Records from a dataset
-=-=-=-=-

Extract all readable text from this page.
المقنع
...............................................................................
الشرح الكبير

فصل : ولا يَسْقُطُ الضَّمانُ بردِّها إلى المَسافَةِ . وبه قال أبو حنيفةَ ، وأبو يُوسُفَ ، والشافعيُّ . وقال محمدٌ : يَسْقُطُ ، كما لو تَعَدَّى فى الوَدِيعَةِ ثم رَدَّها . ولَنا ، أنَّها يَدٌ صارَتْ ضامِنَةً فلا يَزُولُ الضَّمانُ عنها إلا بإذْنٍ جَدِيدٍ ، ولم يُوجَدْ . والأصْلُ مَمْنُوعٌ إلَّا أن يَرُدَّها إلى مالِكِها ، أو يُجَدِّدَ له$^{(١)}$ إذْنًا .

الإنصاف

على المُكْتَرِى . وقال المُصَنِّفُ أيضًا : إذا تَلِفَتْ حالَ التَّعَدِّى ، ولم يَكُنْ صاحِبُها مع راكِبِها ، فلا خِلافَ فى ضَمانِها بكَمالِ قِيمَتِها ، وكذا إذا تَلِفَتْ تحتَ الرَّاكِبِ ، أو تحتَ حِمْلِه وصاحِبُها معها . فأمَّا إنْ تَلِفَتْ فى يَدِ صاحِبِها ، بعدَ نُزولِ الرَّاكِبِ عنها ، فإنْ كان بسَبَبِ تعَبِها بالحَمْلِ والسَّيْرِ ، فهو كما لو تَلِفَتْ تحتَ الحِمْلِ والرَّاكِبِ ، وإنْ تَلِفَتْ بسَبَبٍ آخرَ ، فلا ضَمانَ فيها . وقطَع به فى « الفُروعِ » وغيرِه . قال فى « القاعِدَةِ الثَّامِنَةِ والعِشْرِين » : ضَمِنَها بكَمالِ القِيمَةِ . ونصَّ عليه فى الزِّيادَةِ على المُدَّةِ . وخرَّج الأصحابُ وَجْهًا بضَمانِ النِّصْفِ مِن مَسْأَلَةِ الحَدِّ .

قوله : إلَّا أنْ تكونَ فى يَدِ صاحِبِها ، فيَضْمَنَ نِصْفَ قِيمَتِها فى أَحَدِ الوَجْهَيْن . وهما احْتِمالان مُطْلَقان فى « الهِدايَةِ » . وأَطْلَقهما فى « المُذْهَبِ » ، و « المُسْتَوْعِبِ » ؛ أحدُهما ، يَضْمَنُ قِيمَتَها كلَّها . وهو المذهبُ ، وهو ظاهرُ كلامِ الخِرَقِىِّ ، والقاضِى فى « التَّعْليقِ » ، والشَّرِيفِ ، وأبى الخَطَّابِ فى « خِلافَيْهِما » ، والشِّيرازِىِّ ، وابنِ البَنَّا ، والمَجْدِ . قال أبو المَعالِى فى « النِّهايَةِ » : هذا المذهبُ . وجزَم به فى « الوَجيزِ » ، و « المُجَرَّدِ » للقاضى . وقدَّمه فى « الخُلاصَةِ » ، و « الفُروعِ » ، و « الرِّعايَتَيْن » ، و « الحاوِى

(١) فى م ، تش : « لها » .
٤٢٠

-=-=-=-=-

Directions for this task
The listing above must be transcribed exactly, line by line.

Solution to this problem
Extract all readable text from this page.
المقنع
...............................................................................
الشرح الكبير

فصل : ولا يَسْقُطُ الضَّمانُ بردِّها إلى المَسافَةِ . وبه قال أبو حنيفةَ ، وأبو يُوسُفَ ، والشافعيُّ . وقال محمدٌ : يَسْقُطُ ، كما لو تَعَدَّى فى الوَدِيعَةِ ثم رَدَّها . ولَنا ، أنَّها يَدٌ صارَتْ ضامِنَةً فلا يَزُولُ الضَّمانُ عنها إلا بإذْنٍ جَدِيدٍ ، ولم يُوجَدْ . والأصْلُ مَمْنُوعٌ إلَّا أن يَرُدَّها إلى مالِكِها ، أو يُجَدِّدَ له$^{(١)}$ إذْنًا .

الإنصاف

على المُكْتَرِى . وقال المُصَنِّفُ أيضًا : إذا تَلِفَتْ حالَ التَّعَدِّى ، ولم يَكُنْ صاحِبُها مع راكِبِها ، فلا خِلافَ فى ضَمانِها بكَمالِ قِيمَتِها ، وكذا إذا تَلِفَتْ تحتَ الرَّاكِبِ ، أو تحتَ حِمْلِه وصاحِبُها معها . فأمَّا إنْ تَلِفَتْ فى يَدِ صاحِبِها ، بعدَ نُزولِ الرَّاكِبِ عنها ، فإنْ كان بسَبَبِ تعَبِها بالحَمْلِ والسَّيْرِ ، فهو كما لو تَلِفَتْ تحتَ الحِمْلِ والرَّاكِبِ ، وإنْ تَلِفَتْ بسَبَبٍ آخرَ ، فلا ضَمانَ فيها . وقطَع به فى « الفُروعِ » وغيرِه . قال فى « القاعِدَةِ الثَّامِنَةِ والعِشْرِين » : ضَمِنَها بكَمالِ القِيمَةِ . ونصَّ عليه فى الزِّيادَةِ على المُدَّةِ . وخرَّج الأصحابُ وَجْهًا بضَمانِ النِّصْفِ مِن مَسْأَلَةِ الحَدِّ .

قوله : إلَّا أنْ تكونَ فى يَدِ صاحِبِها ، فيَضْمَنَ نِصْفَ قِيمَتِها فى أَحَدِ الوَجْهَيْن . وهما احْتِمالان مُطْلَقان فى « الهِدايَةِ » . وأَطْلَقهما فى « المُذْهَبِ » ، و « المُسْتَوْعِبِ » ؛ أحدُهما ، يَضْمَنُ قِيمَتَها كلَّها . وهو المذهبُ ، وهو ظاهرُ كلامِ الخِرَقِىِّ ، والقاضِى فى « التَّعْليقِ » ، والشَّرِيفِ ، وأبى الخَطَّابِ فى « خِلافَيْهِما » ، والشِّيرازِىِّ ، وابنِ البَنَّا ، والمَجْدِ . قال أبو المَعالِى فى « النِّهايَةِ » : هذا المذهبُ . وجزَم به فى « الوَجيزِ » ، و « المُجَرَّدِ » للقاضى . وقدَّمه فى « الخُلاصَةِ » ، و « الفُروعِ » ، و « الرِّعايَتَيْن » ، و « الحاوِى

(١) فى م ، تش : « لها » .
٤٢٠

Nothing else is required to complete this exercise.